* start EXCERPTED DATA *

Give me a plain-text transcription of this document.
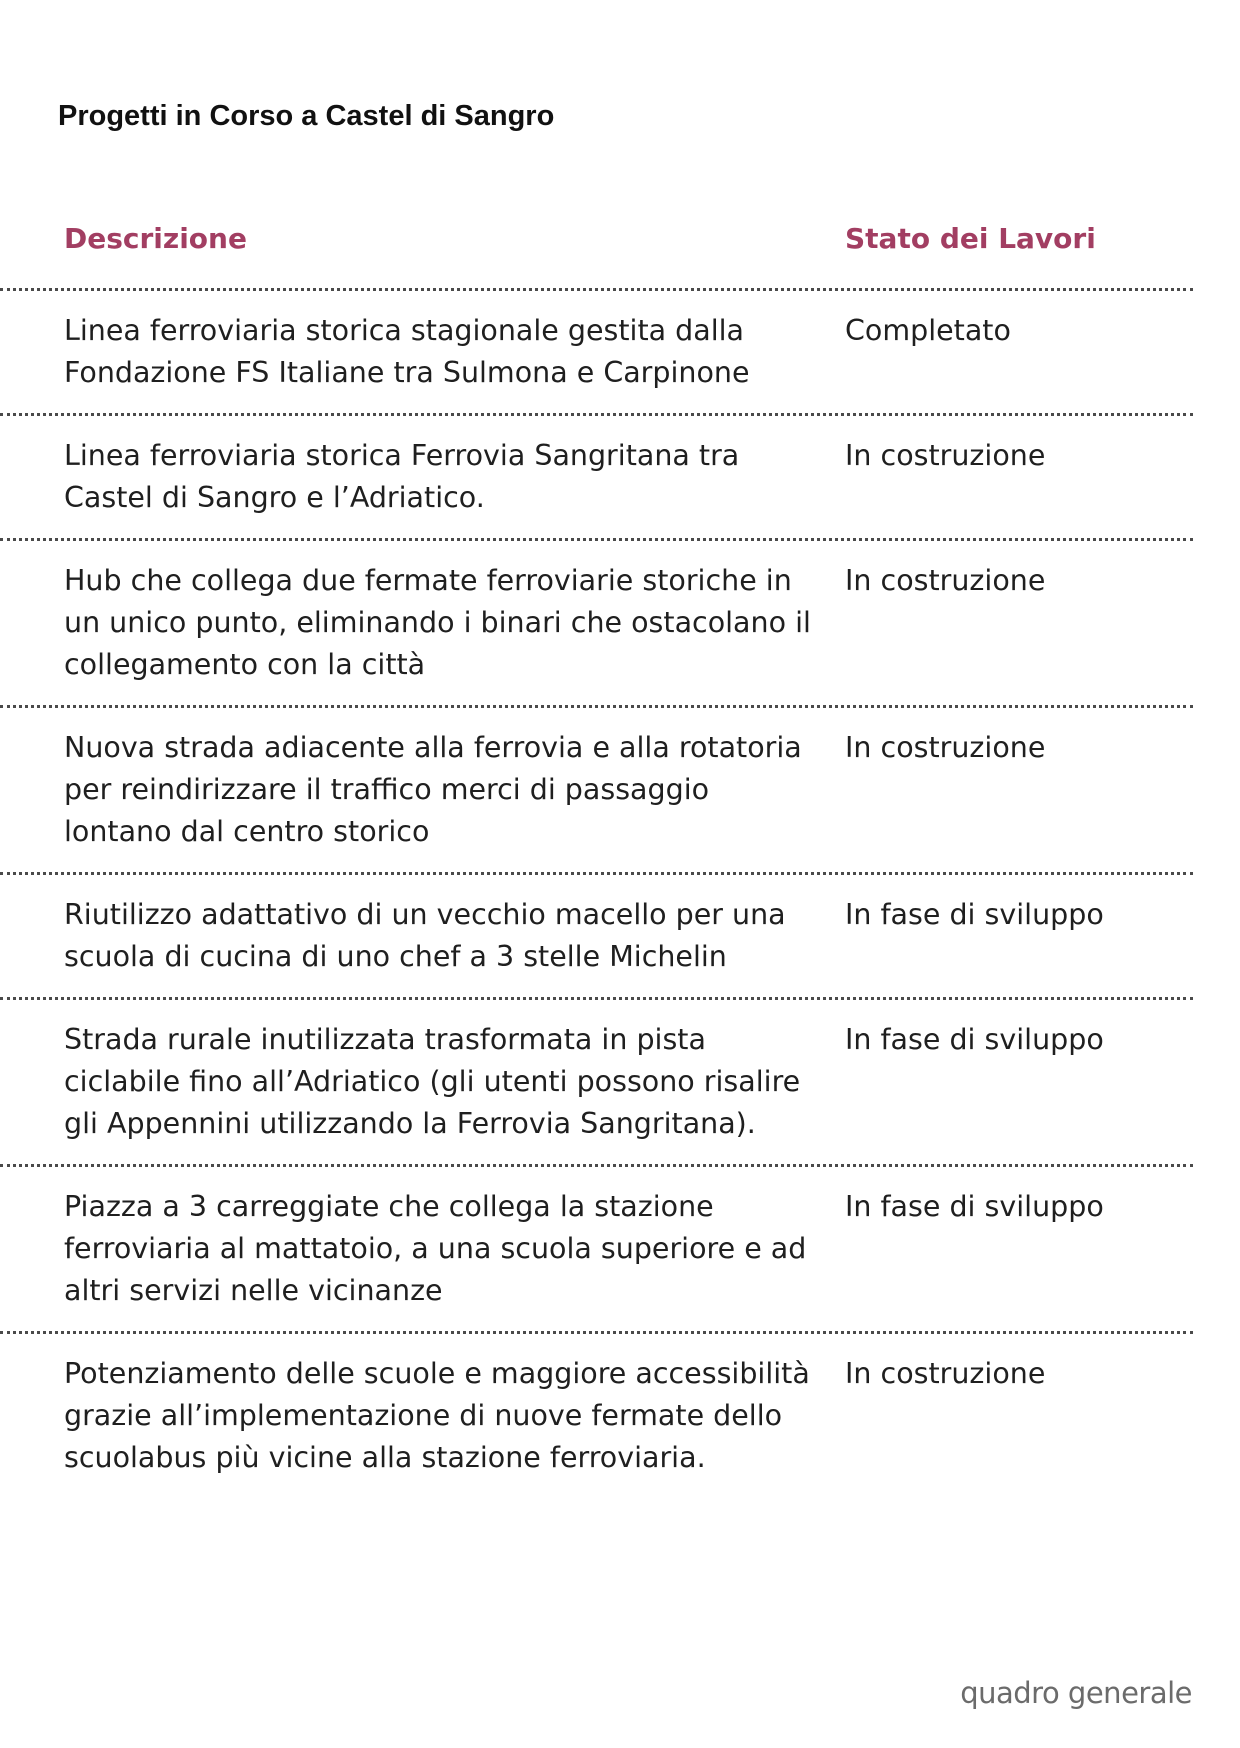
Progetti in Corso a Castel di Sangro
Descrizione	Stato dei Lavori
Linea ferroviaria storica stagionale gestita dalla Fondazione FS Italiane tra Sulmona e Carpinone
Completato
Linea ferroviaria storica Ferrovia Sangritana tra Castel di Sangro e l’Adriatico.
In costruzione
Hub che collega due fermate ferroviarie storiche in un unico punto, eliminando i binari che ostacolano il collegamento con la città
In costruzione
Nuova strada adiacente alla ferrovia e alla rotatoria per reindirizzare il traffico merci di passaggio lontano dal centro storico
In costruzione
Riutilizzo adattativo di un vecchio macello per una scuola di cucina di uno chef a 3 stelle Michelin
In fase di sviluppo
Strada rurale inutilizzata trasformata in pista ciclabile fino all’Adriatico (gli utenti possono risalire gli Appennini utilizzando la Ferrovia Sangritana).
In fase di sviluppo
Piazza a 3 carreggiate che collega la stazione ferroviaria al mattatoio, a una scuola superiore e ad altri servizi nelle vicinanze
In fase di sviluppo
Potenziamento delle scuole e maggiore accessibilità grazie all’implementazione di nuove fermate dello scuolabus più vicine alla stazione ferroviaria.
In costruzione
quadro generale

* end EXCERPTED DATA *
* start EXCERPTED DATA *

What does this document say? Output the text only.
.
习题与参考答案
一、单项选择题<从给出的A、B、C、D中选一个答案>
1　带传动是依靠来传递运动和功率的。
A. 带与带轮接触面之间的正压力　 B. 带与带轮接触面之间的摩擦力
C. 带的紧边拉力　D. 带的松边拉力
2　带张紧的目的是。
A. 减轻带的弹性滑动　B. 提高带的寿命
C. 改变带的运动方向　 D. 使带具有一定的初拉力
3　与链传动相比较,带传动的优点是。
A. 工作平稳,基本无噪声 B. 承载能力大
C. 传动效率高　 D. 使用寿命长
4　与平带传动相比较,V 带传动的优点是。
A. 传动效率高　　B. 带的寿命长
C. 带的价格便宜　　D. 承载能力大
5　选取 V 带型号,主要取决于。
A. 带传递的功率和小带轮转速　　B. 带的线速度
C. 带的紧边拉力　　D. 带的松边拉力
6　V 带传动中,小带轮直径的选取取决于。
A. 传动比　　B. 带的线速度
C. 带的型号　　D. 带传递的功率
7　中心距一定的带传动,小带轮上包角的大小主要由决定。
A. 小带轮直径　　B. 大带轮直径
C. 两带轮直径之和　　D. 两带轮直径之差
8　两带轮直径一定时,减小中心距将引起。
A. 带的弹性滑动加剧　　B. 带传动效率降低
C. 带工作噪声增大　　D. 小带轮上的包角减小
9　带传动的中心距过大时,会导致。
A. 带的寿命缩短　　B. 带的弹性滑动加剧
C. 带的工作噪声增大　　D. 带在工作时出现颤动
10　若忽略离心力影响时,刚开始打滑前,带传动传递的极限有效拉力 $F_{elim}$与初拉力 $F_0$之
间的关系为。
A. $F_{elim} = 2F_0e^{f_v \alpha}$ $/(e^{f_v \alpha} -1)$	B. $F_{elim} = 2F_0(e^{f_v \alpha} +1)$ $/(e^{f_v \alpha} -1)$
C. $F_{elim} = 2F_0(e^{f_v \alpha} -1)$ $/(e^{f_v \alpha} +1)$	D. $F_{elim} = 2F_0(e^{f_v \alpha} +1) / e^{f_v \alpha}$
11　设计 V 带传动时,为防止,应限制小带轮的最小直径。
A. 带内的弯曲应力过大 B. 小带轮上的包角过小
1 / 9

* end EXCERPTED DATA *

**EXERCISE:**
Pick out the lines above that hold the string "document" and show them.

**IN RESPONSE:**
Give me a plain-text transcription of this document.
What does this document say? Output the text only.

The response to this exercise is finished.